● **Short task**
Transcribe the data below without any change, from the line containing "y-tick-label-4000: 4000 (71, 384, 107, 402)" through the line containing "y-tick-mark-0 (110, 802, 118, 805)", with both of those lines included.

::::::::

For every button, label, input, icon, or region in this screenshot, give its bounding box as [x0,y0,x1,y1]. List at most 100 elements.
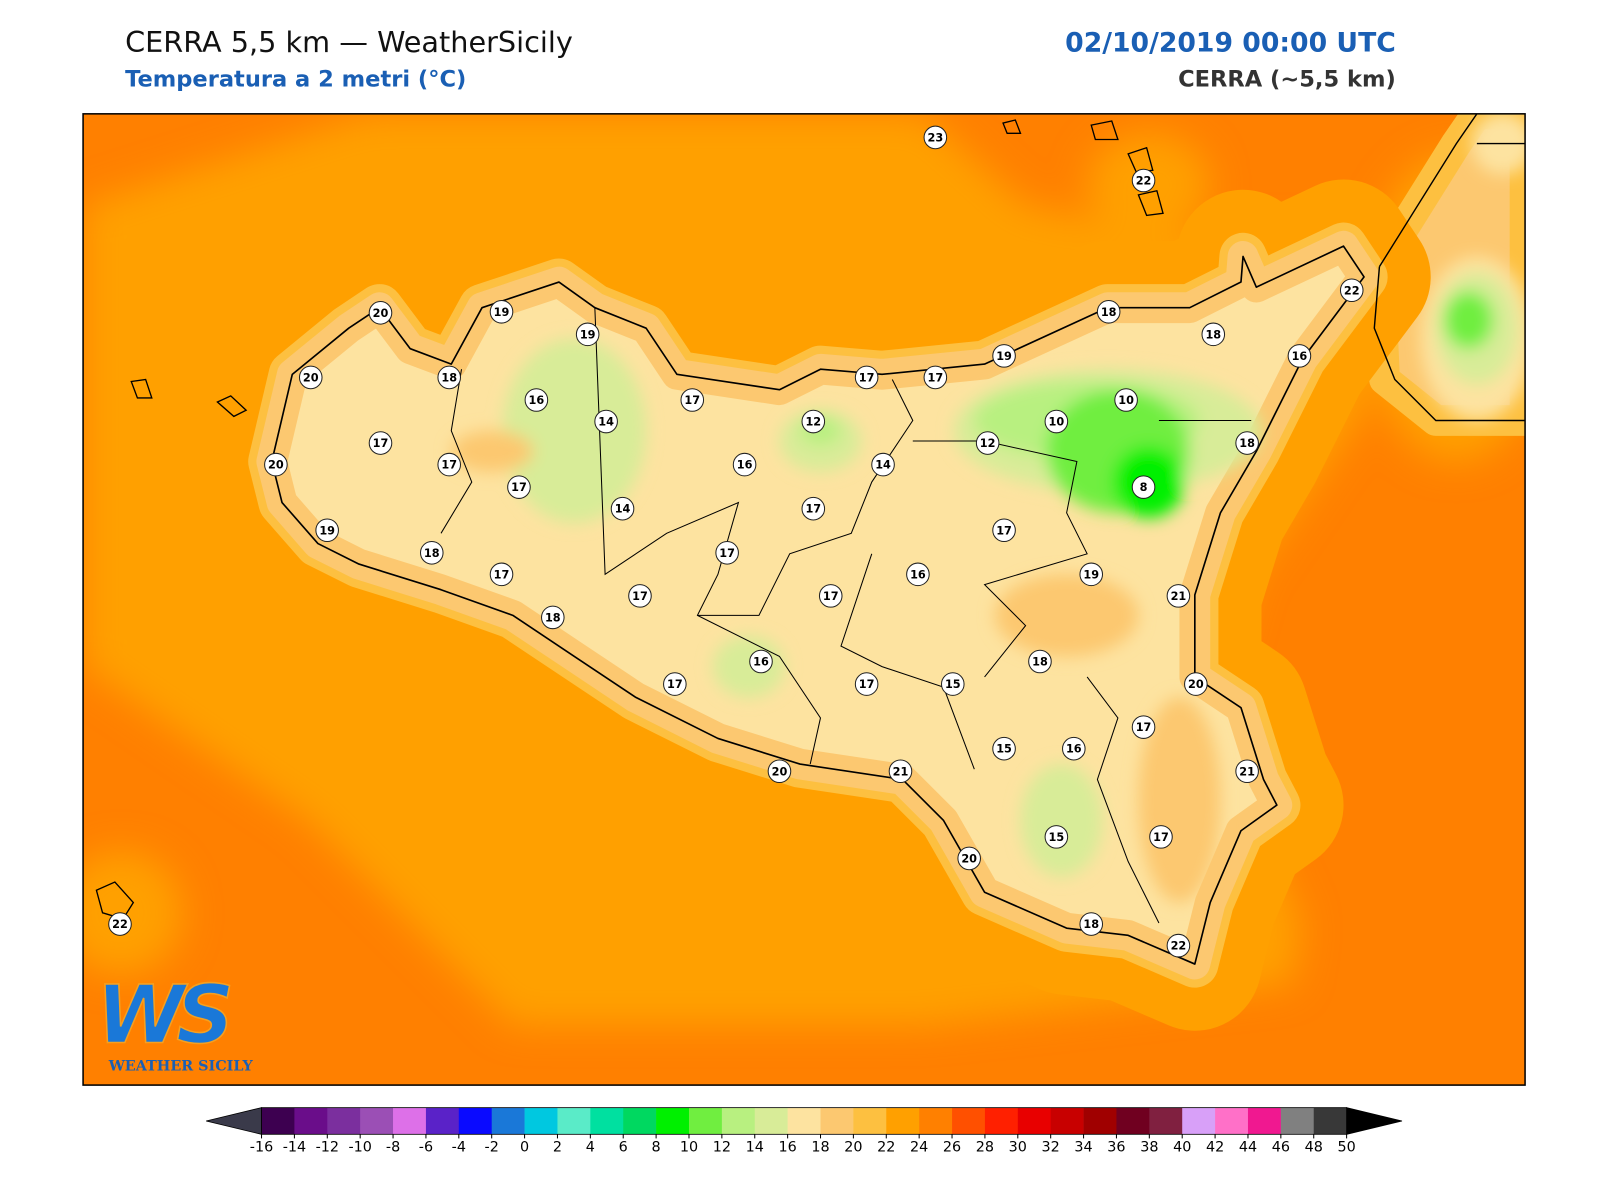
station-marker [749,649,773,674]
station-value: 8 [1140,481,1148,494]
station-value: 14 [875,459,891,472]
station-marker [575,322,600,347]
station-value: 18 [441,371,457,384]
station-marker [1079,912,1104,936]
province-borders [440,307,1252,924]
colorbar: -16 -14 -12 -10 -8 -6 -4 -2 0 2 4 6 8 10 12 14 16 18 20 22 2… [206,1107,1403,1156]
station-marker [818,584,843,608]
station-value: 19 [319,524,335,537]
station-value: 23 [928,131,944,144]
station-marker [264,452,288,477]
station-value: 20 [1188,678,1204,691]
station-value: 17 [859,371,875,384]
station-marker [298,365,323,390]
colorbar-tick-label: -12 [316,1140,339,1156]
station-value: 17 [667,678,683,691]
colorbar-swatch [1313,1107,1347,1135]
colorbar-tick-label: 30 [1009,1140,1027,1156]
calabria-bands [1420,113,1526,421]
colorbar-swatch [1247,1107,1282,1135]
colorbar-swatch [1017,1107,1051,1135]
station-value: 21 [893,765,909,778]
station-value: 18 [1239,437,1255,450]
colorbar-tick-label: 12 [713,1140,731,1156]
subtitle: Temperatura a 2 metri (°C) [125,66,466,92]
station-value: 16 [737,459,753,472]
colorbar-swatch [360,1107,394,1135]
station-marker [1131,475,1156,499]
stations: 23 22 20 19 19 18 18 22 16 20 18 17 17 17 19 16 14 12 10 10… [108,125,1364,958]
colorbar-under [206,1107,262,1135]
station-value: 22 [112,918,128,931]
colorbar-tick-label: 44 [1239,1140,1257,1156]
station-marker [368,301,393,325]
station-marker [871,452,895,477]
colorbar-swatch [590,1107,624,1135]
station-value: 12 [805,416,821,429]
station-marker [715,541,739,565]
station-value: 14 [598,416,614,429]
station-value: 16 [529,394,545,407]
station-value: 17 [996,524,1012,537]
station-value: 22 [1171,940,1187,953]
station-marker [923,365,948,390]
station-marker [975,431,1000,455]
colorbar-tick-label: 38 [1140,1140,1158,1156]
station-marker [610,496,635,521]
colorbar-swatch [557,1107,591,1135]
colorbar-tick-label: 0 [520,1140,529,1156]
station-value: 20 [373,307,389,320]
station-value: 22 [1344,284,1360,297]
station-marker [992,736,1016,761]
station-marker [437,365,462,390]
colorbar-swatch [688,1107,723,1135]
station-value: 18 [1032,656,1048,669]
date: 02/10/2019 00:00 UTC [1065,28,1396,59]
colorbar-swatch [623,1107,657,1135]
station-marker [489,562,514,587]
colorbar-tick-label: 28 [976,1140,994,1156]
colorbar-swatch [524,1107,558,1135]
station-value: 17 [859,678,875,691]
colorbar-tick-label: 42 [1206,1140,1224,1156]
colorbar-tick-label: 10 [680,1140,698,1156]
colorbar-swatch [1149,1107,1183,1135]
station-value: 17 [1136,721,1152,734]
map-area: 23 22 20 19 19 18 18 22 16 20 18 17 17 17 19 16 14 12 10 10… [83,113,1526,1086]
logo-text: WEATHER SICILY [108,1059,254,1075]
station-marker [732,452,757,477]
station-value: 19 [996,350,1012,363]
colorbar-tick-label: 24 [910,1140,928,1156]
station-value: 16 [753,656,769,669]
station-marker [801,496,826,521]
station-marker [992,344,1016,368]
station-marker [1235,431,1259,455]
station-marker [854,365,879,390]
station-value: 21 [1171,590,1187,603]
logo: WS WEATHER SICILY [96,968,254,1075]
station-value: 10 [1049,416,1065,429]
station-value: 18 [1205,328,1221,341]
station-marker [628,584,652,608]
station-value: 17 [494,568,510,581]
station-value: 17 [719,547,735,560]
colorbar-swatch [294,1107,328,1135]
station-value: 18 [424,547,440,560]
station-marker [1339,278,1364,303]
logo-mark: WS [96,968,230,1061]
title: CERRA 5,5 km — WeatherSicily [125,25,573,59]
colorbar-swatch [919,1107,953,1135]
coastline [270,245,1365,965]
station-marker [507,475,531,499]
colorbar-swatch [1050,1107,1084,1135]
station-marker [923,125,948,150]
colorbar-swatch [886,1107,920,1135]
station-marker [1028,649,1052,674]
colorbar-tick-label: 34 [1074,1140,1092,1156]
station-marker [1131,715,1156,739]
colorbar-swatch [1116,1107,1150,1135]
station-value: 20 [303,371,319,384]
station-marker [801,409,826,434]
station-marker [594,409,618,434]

::::::::

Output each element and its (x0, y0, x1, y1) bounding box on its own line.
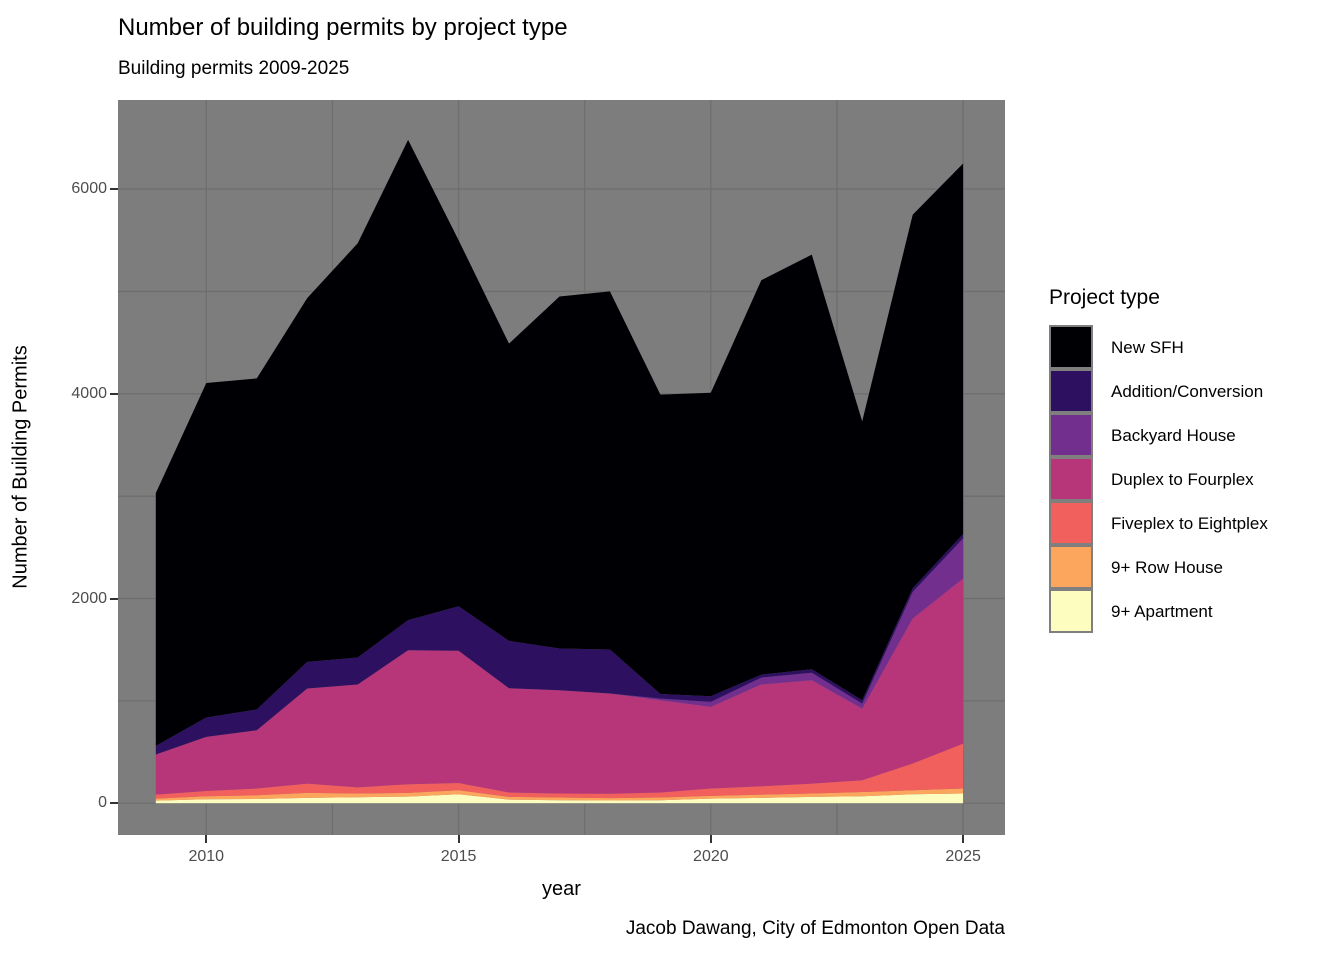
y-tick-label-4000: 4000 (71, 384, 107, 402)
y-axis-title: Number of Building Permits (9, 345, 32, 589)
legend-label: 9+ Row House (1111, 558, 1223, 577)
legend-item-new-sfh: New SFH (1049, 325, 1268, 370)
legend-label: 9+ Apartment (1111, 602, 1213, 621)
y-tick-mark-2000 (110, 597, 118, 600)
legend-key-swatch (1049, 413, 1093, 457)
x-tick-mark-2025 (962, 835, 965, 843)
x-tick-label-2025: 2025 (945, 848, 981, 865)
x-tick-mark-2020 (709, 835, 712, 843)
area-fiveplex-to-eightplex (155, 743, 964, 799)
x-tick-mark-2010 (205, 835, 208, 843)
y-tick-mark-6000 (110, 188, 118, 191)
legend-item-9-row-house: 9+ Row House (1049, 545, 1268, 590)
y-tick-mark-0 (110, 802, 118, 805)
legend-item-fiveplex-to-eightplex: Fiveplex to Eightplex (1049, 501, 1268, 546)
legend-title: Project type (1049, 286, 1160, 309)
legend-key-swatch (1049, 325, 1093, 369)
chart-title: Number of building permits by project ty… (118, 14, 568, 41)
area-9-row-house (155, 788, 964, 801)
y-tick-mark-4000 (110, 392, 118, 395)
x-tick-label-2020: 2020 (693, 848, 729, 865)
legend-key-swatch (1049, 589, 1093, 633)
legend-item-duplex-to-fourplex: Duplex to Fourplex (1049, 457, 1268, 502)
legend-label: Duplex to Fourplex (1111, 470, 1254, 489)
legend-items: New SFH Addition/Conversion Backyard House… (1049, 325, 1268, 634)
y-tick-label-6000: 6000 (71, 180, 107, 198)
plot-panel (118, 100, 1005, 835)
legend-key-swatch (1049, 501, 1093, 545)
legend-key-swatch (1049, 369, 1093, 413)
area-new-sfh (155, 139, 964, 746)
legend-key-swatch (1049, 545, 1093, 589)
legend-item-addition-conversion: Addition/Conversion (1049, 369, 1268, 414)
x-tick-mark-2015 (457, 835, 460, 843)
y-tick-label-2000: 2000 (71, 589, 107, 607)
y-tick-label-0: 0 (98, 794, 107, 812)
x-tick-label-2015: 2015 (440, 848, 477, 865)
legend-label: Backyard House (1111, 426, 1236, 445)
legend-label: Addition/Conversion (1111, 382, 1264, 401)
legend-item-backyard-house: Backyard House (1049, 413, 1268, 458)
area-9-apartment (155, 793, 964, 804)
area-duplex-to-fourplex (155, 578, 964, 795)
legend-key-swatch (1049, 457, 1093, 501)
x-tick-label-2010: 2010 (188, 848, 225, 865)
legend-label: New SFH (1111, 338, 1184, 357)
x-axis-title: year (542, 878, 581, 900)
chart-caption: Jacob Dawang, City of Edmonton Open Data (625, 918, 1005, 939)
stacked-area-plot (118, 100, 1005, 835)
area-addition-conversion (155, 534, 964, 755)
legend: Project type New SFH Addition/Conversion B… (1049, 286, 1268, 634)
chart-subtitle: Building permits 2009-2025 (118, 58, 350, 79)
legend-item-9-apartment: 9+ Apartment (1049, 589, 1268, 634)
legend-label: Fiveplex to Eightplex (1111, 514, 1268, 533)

::::::::

● **Response to the exercise**
y-tick-label-4000: 4000 (71, 384, 107, 402)
y-axis-title: Number of Building Permits (9, 345, 32, 589)
legend-label: 9+ Row House (1111, 558, 1223, 577)
legend-item-new-sfh: New SFH (1049, 325, 1268, 370)
legend-label: 9+ Apartment (1111, 602, 1213, 621)
y-tick-mark-2000 (110, 597, 118, 600)
legend-key-swatch (1049, 413, 1093, 457)
x-tick-mark-2025 (962, 835, 965, 843)
x-tick-label-2025: 2025 (945, 848, 981, 865)
x-tick-mark-2020 (709, 835, 712, 843)
area-fiveplex-to-eightplex (155, 743, 964, 799)
x-tick-mark-2010 (205, 835, 208, 843)
y-tick-mark-6000 (110, 188, 118, 191)
legend-item-9-row-house: 9+ Row House (1049, 545, 1268, 590)
y-tick-mark-0 (110, 802, 118, 805)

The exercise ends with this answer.